§ **Written task**
You are to retype all of the data exactly as it appears.
============================================================
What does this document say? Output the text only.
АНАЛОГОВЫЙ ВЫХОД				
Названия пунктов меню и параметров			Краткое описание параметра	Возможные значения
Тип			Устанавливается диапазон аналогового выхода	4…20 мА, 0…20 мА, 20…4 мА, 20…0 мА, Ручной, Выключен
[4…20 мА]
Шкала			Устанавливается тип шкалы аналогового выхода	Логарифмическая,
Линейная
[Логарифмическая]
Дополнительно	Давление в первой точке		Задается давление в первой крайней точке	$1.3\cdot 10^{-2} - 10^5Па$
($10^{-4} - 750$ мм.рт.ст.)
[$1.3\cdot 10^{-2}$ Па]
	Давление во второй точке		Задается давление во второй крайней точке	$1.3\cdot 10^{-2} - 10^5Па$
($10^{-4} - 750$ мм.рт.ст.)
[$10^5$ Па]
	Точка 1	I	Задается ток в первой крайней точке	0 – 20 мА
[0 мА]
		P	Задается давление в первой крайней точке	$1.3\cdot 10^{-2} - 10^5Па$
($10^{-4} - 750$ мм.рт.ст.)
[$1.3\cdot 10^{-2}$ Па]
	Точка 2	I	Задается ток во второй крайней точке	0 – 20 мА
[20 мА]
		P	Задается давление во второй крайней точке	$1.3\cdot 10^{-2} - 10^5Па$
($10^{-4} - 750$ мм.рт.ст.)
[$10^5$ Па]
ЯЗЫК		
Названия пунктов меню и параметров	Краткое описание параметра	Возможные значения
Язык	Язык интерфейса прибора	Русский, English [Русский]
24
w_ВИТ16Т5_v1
============================================================
§ **Correct response**
What does this document say? Output the text only.
АНАЛОГОВЫЙ ВЫХОД				
Названия пунктов меню и параметров			Краткое описание параметра	Возможные значения
Тип			Устанавливается диапазон аналогового выхода	4…20 мА, 0…20 мА, 20…4 мА, 20…0 мА, Ручной, Выключен
[4…20 мА]
Шкала			Устанавливается тип шкалы аналогового выхода	Логарифмическая,
Линейная
[Логарифмическая]
Дополнительно	Давление в первой точке		Задается давление в первой крайней точке	$1.3\cdot 10^{-2} - 10^5Па$
($10^{-4} - 750$ мм.рт.ст.)
[$1.3\cdot 10^{-2}$ Па]
	Давление во второй точке		Задается давление во второй крайней точке	$1.3\cdot 10^{-2} - 10^5Па$
($10^{-4} - 750$ мм.рт.ст.)
[$10^5$ Па]
	Точка 1	I	Задается ток в первой крайней точке	0 – 20 мА
[0 мА]
		P	Задается давление в первой крайней точке	$1.3\cdot 10^{-2} - 10^5Па$
($10^{-4} - 750$ мм.рт.ст.)
[$1.3\cdot 10^{-2}$ Па]
	Точка 2	I	Задается ток во второй крайней точке	0 – 20 мА
[20 мА]
		P	Задается давление во второй крайней точке	$1.3\cdot 10^{-2} - 10^5Па$
($10^{-4} - 750$ мм.рт.ст.)
[$10^5$ Па]
ЯЗЫК		
Названия пунктов меню и параметров	Краткое описание параметра	Возможные значения
Язык	Язык интерфейса прибора	Русский, English [Русский]
24
w_ВИТ16Т5_v1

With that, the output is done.